# START OF RECORD LIST

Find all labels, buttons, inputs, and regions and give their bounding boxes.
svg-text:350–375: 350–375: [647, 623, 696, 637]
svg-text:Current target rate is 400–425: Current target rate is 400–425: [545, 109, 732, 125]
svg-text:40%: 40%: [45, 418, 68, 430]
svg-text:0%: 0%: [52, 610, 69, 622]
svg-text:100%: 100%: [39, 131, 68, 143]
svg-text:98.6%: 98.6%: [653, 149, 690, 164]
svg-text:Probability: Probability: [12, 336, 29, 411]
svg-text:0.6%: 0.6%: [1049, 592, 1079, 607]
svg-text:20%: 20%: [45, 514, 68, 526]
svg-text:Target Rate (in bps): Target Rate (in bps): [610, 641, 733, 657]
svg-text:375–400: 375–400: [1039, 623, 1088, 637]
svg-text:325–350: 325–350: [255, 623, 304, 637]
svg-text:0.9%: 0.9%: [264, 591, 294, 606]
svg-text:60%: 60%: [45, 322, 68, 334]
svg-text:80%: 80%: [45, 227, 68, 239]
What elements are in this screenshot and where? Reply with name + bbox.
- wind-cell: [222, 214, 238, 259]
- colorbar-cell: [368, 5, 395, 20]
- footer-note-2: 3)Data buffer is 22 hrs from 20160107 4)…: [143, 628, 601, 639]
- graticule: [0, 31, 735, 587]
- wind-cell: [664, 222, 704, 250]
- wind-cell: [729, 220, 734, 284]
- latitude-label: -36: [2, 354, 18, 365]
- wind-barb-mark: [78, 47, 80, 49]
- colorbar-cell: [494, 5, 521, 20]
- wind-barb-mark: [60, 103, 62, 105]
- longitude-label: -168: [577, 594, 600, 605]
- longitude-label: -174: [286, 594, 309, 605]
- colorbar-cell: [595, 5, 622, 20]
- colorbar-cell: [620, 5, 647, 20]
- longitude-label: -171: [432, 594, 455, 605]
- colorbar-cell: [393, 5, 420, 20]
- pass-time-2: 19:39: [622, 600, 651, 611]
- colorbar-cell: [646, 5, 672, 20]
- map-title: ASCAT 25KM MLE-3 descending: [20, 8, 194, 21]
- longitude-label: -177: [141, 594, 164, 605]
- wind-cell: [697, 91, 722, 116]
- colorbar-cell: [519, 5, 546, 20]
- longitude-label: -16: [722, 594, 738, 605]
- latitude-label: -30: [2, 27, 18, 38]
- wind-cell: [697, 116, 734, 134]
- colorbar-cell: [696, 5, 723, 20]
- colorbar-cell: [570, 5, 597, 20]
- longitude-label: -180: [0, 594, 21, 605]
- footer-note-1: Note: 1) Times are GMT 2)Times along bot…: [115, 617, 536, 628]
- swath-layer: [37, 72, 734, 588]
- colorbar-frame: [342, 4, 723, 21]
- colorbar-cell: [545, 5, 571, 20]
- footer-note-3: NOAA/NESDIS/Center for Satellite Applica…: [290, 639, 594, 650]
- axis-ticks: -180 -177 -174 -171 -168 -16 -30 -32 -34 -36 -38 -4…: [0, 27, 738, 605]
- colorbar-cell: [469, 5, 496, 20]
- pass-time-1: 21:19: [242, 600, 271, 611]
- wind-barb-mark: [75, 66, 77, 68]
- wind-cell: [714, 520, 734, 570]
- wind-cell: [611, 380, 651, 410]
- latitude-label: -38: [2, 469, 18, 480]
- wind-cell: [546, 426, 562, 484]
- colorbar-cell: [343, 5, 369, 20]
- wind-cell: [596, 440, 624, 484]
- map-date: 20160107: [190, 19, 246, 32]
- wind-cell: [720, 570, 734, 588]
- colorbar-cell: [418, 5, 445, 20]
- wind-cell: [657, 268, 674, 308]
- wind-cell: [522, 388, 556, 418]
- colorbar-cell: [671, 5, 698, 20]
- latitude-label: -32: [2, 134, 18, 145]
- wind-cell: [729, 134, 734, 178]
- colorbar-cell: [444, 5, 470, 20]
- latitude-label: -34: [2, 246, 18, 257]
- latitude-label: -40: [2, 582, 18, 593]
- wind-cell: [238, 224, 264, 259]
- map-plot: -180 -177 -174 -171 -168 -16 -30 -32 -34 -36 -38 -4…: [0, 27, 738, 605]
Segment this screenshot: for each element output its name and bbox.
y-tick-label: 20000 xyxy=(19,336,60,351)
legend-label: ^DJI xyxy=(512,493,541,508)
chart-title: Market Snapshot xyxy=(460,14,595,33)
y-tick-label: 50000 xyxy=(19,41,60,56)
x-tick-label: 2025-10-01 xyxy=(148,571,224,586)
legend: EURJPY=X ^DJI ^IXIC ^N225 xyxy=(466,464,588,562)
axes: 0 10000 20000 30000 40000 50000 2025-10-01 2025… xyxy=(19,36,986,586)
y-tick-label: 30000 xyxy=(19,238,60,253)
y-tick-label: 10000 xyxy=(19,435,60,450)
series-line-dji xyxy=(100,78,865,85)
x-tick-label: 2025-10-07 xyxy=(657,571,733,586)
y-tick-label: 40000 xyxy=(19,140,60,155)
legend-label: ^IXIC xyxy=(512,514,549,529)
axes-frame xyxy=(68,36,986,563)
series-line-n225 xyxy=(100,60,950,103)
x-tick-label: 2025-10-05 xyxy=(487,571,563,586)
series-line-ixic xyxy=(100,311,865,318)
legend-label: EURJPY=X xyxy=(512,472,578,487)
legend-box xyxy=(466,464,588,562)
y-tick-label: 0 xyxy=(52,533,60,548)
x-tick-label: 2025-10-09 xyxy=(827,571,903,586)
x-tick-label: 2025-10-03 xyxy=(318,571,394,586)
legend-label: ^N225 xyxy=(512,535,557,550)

# END OF RECORD LIST

- REQUEST: Extract every line of the rows above and reproduce each one verbatim.

- OUTPUT:
Find all labels, buttons, inputs, and regions and give their bounding boxes.
svg-text:350–375: 350–375: [647, 623, 696, 637]
svg-text:Current target rate is 400–425: Current target rate is 400–425: [545, 109, 732, 125]
svg-text:40%: 40%: [45, 418, 68, 430]
svg-text:0%: 0%: [52, 610, 69, 622]
svg-text:100%: 100%: [39, 131, 68, 143]
svg-text:98.6%: 98.6%: [653, 149, 690, 164]
svg-text:Probability: Probability: [12, 336, 29, 411]
svg-text:0.6%: 0.6%: [1049, 592, 1079, 607]
svg-text:20%: 20%: [45, 514, 68, 526]
svg-text:Target Rate (in bps): Target Rate (in bps): [610, 641, 733, 657]
svg-text:375–400: 375–400: [1039, 623, 1088, 637]
svg-text:325–350: 325–350: [255, 623, 304, 637]
svg-text:0.9%: 0.9%: [264, 591, 294, 606]
svg-text:60%: 60%: [45, 322, 68, 334]
svg-text:80%: 80%: [45, 227, 68, 239]
What elements are in this screenshot and where? Reply with name + bbox.
- wind-cell: [222, 214, 238, 259]
- colorbar-cell: [368, 5, 395, 20]
- footer-note-2: 3)Data buffer is 22 hrs from 20160107 4)…: [143, 628, 601, 639]
- graticule: [0, 31, 735, 587]
- wind-cell: [664, 222, 704, 250]
- wind-cell: [729, 220, 734, 284]
- latitude-label: -36: [2, 354, 18, 365]
- wind-barb-mark: [78, 47, 80, 49]
- colorbar-cell: [494, 5, 521, 20]
- wind-barb-mark: [60, 103, 62, 105]
- longitude-label: -168: [577, 594, 600, 605]
- longitude-label: -174: [286, 594, 309, 605]
- colorbar-cell: [595, 5, 622, 20]
- colorbar-cell: [620, 5, 647, 20]
- longitude-label: -171: [432, 594, 455, 605]
- colorbar-cell: [393, 5, 420, 20]
- pass-time-2: 19:39: [622, 600, 651, 611]
- colorbar-cell: [646, 5, 672, 20]
- map-title: ASCAT 25KM MLE-3 descending: [20, 8, 194, 21]
- longitude-label: -177: [141, 594, 164, 605]
- wind-cell: [697, 91, 722, 116]
- colorbar-cell: [519, 5, 546, 20]
- longitude-label: -16: [722, 594, 738, 605]
- latitude-label: -30: [2, 27, 18, 38]
- wind-cell: [697, 116, 734, 134]
- colorbar-cell: [696, 5, 723, 20]
- colorbar-cell: [570, 5, 597, 20]
- longitude-label: -180: [0, 594, 21, 605]
- footer-note-1: Note: 1) Times are GMT 2)Times along bot…: [115, 617, 536, 628]
- swath-layer: [37, 72, 734, 588]
- colorbar-frame: [342, 4, 723, 21]
- colorbar-cell: [545, 5, 571, 20]
- footer-note-3: NOAA/NESDIS/Center for Satellite Applica…: [290, 639, 594, 650]
- axis-ticks: -180 -177 -174 -171 -168 -16 -30 -32 -34 -36 -38 -4…: [0, 27, 738, 605]
- colorbar-cell: [469, 5, 496, 20]
- pass-time-1: 21:19: [242, 600, 271, 611]
- wind-barb-mark: [75, 66, 77, 68]
- wind-cell: [714, 520, 734, 570]
- wind-cell: [611, 380, 651, 410]
- latitude-label: -38: [2, 469, 18, 480]
- wind-cell: [546, 426, 562, 484]
- colorbar-cell: [343, 5, 369, 20]
- wind-cell: [596, 440, 624, 484]
- map-date: 20160107: [190, 19, 246, 32]
- wind-cell: [720, 570, 734, 588]
- colorbar-cell: [418, 5, 445, 20]
- wind-cell: [657, 268, 674, 308]
- wind-cell: [522, 388, 556, 418]
- colorbar-cell: [671, 5, 698, 20]
- latitude-label: -32: [2, 134, 18, 145]
- wind-cell: [729, 134, 734, 178]
- colorbar-cell: [444, 5, 470, 20]
- latitude-label: -34: [2, 246, 18, 257]
- latitude-label: -40: [2, 582, 18, 593]
- wind-cell: [238, 224, 264, 259]
- map-plot: -180 -177 -174 -171 -168 -16 -30 -32 -34 -36 -38 -4…: [0, 27, 738, 605]
Segment this screenshot: for each element output its name and bbox.
y-tick-label: 20000 xyxy=(19,336,60,351)
legend-label: ^DJI xyxy=(512,493,541,508)
chart-title: Market Snapshot xyxy=(460,14,595,33)
y-tick-label: 50000 xyxy=(19,41,60,56)
x-tick-label: 2025-10-01 xyxy=(148,571,224,586)
legend: EURJPY=X ^DJI ^IXIC ^N225 xyxy=(466,464,588,562)
axes: 0 10000 20000 30000 40000 50000 2025-10-01 2025… xyxy=(19,36,986,586)
y-tick-label: 30000 xyxy=(19,238,60,253)
y-tick-label: 10000 xyxy=(19,435,60,450)
series-line-dji xyxy=(100,78,865,85)
x-tick-label: 2025-10-07 xyxy=(657,571,733,586)
y-tick-label: 40000 xyxy=(19,140,60,155)
legend-label: ^IXIC xyxy=(512,514,549,529)
axes-frame xyxy=(68,36,986,563)
series-line-n225 xyxy=(100,60,950,103)
x-tick-label: 2025-10-05 xyxy=(487,571,563,586)
series-line-ixic xyxy=(100,311,865,318)
legend-label: EURJPY=X xyxy=(512,472,578,487)
legend-box xyxy=(466,464,588,562)
y-tick-label: 0 xyxy=(52,533,60,548)
x-tick-label: 2025-10-09 xyxy=(827,571,903,586)
x-tick-label: 2025-10-03 xyxy=(318,571,394,586)
legend-label: ^N225 xyxy=(512,535,557,550)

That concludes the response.